• GOAL:
Retype the material that follows, keeping every word as it is.

• PROVIDED RECORDS:
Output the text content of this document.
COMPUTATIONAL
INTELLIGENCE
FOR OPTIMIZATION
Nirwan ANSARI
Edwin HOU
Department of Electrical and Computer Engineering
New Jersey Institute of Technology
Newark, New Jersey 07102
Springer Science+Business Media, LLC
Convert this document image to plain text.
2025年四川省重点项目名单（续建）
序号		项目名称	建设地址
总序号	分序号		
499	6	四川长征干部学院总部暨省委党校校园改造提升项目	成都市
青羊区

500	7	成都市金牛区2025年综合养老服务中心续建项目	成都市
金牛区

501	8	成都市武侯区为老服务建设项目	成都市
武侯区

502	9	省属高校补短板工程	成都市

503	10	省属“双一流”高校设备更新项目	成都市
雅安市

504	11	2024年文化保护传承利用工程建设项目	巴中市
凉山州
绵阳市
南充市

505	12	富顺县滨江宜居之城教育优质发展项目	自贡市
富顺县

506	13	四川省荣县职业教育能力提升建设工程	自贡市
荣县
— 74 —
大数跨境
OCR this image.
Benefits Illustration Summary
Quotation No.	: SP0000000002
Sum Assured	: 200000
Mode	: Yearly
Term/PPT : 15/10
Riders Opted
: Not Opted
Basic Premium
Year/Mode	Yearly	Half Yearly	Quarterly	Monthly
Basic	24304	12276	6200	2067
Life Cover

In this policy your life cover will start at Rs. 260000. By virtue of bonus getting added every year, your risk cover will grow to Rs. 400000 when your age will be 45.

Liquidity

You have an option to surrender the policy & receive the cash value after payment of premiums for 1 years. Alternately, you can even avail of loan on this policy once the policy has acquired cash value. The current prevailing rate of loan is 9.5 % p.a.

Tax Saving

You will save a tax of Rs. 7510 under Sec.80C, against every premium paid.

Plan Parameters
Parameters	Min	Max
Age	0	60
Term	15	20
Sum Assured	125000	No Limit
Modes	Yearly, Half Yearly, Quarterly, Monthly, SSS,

• EXERCISE SOLUTION:
Output the text content of this document.
COMPUTATIONAL
INTELLIGENCE
FOR OPTIMIZATION
Nirwan ANSARI
Edwin HOU
Department of Electrical and Computer Engineering
New Jersey Institute of Technology
Newark, New Jersey 07102
Springer Science+Business Media, LLC
Convert this document image to plain text.
2025年四川省重点项目名单（续建）
序号		项目名称	建设地址
总序号	分序号		
499	6	四川长征干部学院总部暨省委党校校园改造提升项目	成都市
青羊区

500	7	成都市金牛区2025年综合养老服务中心续建项目	成都市
金牛区

501	8	成都市武侯区为老服务建设项目	成都市
武侯区

502	9	省属高校补短板工程	成都市

503	10	省属“双一流”高校设备更新项目	成都市
雅安市

504	11	2024年文化保护传承利用工程建设项目	巴中市
凉山州
绵阳市
南充市

505	12	富顺县滨江宜居之城教育优质发展项目	自贡市
富顺县

506	13	四川省荣县职业教育能力提升建设工程	自贡市
荣县
— 74 —
大数跨境
OCR this image.
Benefits Illustration Summary
Quotation No.	: SP0000000002
Sum Assured	: 200000
Mode	: Yearly
Term/PPT : 15/10
Riders Opted
: Not Opted
Basic Premium
Year/Mode	Yearly	Half Yearly	Quarterly	Monthly
Basic	24304	12276	6200	2067
Life Cover

In this policy your life cover will start at Rs. 260000. By virtue of bonus getting added every year, your risk cover will grow to Rs. 400000 when your age will be 45.

Liquidity

You have an option to surrender the policy & receive the cash value after payment of premiums for 1 years. Alternately, you can even avail of loan on this policy once the policy has acquired cash value. The current prevailing rate of loan is 9.5 % p.a.

Tax Saving

You will save a tax of Rs. 7510 under Sec.80C, against every premium paid.

Plan Parameters
Parameters	Min	Max
Age	0	60
Term	15	20
Sum Assured	125000	No Limit
Modes	Yearly, Half Yearly, Quarterly, Monthly, SSS,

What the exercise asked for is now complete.